### WHAT IS EXPECTED
Copy out all the lines of the data below without changing anything.

Recorded data
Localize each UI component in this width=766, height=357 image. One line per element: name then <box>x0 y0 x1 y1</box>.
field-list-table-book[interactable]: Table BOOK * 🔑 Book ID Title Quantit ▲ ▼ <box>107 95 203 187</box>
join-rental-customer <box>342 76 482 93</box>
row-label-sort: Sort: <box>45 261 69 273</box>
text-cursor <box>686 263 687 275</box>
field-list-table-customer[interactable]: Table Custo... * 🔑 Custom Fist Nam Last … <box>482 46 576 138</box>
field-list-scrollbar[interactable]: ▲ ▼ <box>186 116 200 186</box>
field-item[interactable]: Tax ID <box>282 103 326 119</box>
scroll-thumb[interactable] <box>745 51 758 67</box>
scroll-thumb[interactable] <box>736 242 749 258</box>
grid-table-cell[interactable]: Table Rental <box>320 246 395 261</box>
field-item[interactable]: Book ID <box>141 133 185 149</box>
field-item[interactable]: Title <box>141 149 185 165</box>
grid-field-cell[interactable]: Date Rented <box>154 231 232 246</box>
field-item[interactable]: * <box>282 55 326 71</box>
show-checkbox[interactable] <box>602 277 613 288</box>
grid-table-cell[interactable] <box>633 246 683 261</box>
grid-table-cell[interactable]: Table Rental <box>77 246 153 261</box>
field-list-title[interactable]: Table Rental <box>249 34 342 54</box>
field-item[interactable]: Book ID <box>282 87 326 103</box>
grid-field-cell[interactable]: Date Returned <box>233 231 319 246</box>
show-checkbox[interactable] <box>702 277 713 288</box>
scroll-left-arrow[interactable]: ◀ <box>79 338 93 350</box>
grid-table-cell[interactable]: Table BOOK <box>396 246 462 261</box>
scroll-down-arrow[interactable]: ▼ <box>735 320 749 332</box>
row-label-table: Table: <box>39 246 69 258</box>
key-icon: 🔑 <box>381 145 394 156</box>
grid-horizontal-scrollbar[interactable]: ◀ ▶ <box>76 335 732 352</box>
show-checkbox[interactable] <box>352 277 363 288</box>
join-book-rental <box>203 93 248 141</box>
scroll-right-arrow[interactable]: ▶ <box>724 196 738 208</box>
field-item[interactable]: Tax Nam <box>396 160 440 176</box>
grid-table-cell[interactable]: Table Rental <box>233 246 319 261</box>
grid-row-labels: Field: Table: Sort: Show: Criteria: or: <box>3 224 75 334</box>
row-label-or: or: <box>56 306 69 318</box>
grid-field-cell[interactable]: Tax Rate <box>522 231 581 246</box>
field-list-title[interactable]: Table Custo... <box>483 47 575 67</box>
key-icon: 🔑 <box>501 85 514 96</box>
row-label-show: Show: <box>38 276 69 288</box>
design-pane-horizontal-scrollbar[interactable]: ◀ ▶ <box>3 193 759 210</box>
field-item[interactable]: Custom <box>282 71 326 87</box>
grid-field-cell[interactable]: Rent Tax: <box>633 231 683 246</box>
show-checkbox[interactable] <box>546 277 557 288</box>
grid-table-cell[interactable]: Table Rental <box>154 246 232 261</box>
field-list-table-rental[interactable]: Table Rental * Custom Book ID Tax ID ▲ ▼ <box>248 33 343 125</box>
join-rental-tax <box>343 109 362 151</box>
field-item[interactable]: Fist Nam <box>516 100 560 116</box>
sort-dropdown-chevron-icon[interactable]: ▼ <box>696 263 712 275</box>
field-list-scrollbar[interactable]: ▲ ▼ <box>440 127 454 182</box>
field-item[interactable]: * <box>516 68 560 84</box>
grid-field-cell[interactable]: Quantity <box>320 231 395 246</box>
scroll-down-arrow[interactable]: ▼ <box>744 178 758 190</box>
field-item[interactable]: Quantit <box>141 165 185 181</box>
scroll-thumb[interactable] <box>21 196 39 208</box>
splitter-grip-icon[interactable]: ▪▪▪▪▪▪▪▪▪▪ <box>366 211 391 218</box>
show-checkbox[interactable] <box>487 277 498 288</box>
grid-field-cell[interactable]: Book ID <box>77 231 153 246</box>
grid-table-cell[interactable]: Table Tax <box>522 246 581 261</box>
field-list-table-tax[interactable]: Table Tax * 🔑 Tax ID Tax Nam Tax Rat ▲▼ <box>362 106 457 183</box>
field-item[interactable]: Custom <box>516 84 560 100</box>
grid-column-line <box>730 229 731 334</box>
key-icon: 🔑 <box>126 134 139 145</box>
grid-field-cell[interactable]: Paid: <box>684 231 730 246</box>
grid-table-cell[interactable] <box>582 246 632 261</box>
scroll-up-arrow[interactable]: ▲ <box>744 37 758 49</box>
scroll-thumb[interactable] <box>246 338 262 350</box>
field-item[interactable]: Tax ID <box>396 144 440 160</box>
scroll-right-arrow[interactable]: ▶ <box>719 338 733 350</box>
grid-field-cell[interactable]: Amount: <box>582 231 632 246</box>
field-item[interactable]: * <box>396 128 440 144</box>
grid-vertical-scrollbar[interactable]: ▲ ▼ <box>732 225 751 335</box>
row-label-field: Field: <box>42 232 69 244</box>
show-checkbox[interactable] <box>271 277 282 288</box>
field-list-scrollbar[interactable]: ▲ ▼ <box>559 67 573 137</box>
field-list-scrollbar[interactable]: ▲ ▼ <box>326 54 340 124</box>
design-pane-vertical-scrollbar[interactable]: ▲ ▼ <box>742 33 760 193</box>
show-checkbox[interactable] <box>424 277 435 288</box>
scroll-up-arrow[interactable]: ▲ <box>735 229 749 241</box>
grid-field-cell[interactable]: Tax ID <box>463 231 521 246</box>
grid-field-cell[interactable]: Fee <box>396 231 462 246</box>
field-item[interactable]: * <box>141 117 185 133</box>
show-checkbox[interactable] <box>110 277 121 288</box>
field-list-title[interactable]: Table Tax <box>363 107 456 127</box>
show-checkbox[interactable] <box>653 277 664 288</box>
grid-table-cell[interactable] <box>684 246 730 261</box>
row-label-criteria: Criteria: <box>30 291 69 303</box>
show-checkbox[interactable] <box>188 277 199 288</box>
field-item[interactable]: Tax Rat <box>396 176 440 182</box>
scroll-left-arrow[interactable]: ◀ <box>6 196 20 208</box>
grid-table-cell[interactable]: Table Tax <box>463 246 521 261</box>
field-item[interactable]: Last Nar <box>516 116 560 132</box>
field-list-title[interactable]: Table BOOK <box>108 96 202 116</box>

### OUTPUT
Localize each UI component in this width=766, height=357 image. One line per element: name then <box>x0 y0 x1 y1</box>.
field-list-table-book[interactable]: Table BOOK * 🔑 Book ID Title Quantit ▲ ▼ <box>107 95 203 187</box>
join-rental-customer <box>342 76 482 93</box>
row-label-sort: Sort: <box>45 261 69 273</box>
text-cursor <box>686 263 687 275</box>
field-list-table-customer[interactable]: Table Custo... * 🔑 Custom Fist Nam Last … <box>482 46 576 138</box>
field-list-scrollbar[interactable]: ▲ ▼ <box>186 116 200 186</box>
field-item[interactable]: Tax ID <box>282 103 326 119</box>
scroll-thumb[interactable] <box>745 51 758 67</box>
scroll-thumb[interactable] <box>736 242 749 258</box>
grid-table-cell[interactable]: Table Rental <box>320 246 395 261</box>
field-item[interactable]: Book ID <box>141 133 185 149</box>
field-item[interactable]: Title <box>141 149 185 165</box>
grid-field-cell[interactable]: Date Rented <box>154 231 232 246</box>
field-item[interactable]: * <box>282 55 326 71</box>
show-checkbox[interactable] <box>602 277 613 288</box>
grid-table-cell[interactable] <box>633 246 683 261</box>
grid-table-cell[interactable]: Table Rental <box>77 246 153 261</box>
field-list-title[interactable]: Table Rental <box>249 34 342 54</box>
field-item[interactable]: Book ID <box>282 87 326 103</box>
grid-field-cell[interactable]: Date Returned <box>233 231 319 246</box>
show-checkbox[interactable] <box>702 277 713 288</box>
scroll-left-arrow[interactable]: ◀ <box>79 338 93 350</box>
grid-table-cell[interactable]: Table BOOK <box>396 246 462 261</box>
scroll-down-arrow[interactable]: ▼ <box>735 320 749 332</box>
row-label-table: Table: <box>39 246 69 258</box>
key-icon: 🔑 <box>381 145 394 156</box>
grid-horizontal-scrollbar[interactable]: ◀ ▶ <box>76 335 732 352</box>
show-checkbox[interactable] <box>352 277 363 288</box>
join-book-rental <box>203 93 248 141</box>
scroll-right-arrow[interactable]: ▶ <box>724 196 738 208</box>
field-item[interactable]: Tax Nam <box>396 160 440 176</box>
grid-table-cell[interactable]: Table Rental <box>233 246 319 261</box>
grid-row-labels: Field: Table: Sort: Show: Criteria: or: <box>3 224 75 334</box>
row-label-or: or: <box>56 306 69 318</box>
grid-field-cell[interactable]: Tax Rate <box>522 231 581 246</box>
field-list-title[interactable]: Table Custo... <box>483 47 575 67</box>
key-icon: 🔑 <box>501 85 514 96</box>
row-label-show: Show: <box>38 276 69 288</box>
design-pane-horizontal-scrollbar[interactable]: ◀ ▶ <box>3 193 759 210</box>
field-item[interactable]: Custom <box>282 71 326 87</box>
grid-field-cell[interactable]: Rent Tax: <box>633 231 683 246</box>
show-checkbox[interactable] <box>546 277 557 288</box>
grid-table-cell[interactable]: Table Rental <box>154 246 232 261</box>
field-list-table-rental[interactable]: Table Rental * Custom Book ID Tax ID ▲ ▼ <box>248 33 343 125</box>
join-rental-tax <box>343 109 362 151</box>
field-item[interactable]: Fist Nam <box>516 100 560 116</box>
sort-dropdown-chevron-icon[interactable]: ▼ <box>696 263 712 275</box>
field-list-scrollbar[interactable]: ▲ ▼ <box>440 127 454 182</box>
field-item[interactable]: * <box>516 68 560 84</box>
grid-field-cell[interactable]: Quantity <box>320 231 395 246</box>
scroll-down-arrow[interactable]: ▼ <box>744 178 758 190</box>
field-item[interactable]: Quantit <box>141 165 185 181</box>
scroll-thumb[interactable] <box>21 196 39 208</box>
splitter-grip-icon[interactable]: ▪▪▪▪▪▪▪▪▪▪ <box>366 211 391 218</box>
show-checkbox[interactable] <box>487 277 498 288</box>
grid-field-cell[interactable]: Book ID <box>77 231 153 246</box>
grid-table-cell[interactable]: Table Tax <box>522 246 581 261</box>
field-list-table-tax[interactable]: Table Tax * 🔑 Tax ID Tax Nam Tax Rat ▲▼ <box>362 106 457 183</box>
field-item[interactable]: Custom <box>516 84 560 100</box>
grid-column-line <box>730 229 731 334</box>
key-icon: 🔑 <box>126 134 139 145</box>
grid-field-cell[interactable]: Paid: <box>684 231 730 246</box>
grid-table-cell[interactable] <box>582 246 632 261</box>
scroll-up-arrow[interactable]: ▲ <box>744 37 758 49</box>
scroll-thumb[interactable] <box>246 338 262 350</box>
field-item[interactable]: Tax ID <box>396 144 440 160</box>
scroll-right-arrow[interactable]: ▶ <box>719 338 733 350</box>
grid-field-cell[interactable]: Amount: <box>582 231 632 246</box>
field-item[interactable]: * <box>396 128 440 144</box>
grid-vertical-scrollbar[interactable]: ▲ ▼ <box>732 225 751 335</box>
row-label-field: Field: <box>42 232 69 244</box>
show-checkbox[interactable] <box>271 277 282 288</box>
field-list-scrollbar[interactable]: ▲ ▼ <box>559 67 573 137</box>
field-list-scrollbar[interactable]: ▲ ▼ <box>326 54 340 124</box>
design-pane-vertical-scrollbar[interactable]: ▲ ▼ <box>742 33 760 193</box>
show-checkbox[interactable] <box>424 277 435 288</box>
scroll-up-arrow[interactable]: ▲ <box>735 229 749 241</box>
grid-field-cell[interactable]: Tax ID <box>463 231 521 246</box>
grid-field-cell[interactable]: Fee <box>396 231 462 246</box>
field-item[interactable]: * <box>141 117 185 133</box>
show-checkbox[interactable] <box>110 277 121 288</box>
field-list-title[interactable]: Table Tax <box>363 107 456 127</box>
show-checkbox[interactable] <box>653 277 664 288</box>
grid-table-cell[interactable] <box>684 246 730 261</box>
row-label-criteria: Criteria: <box>30 291 69 303</box>
show-checkbox[interactable] <box>188 277 199 288</box>
field-item[interactable]: Tax Rat <box>396 176 440 182</box>
scroll-left-arrow[interactable]: ◀ <box>6 196 20 208</box>
grid-table-cell[interactable]: Table Tax <box>463 246 521 261</box>
field-item[interactable]: Last Nar <box>516 116 560 132</box>
field-list-title[interactable]: Table BOOK <box>108 96 202 116</box>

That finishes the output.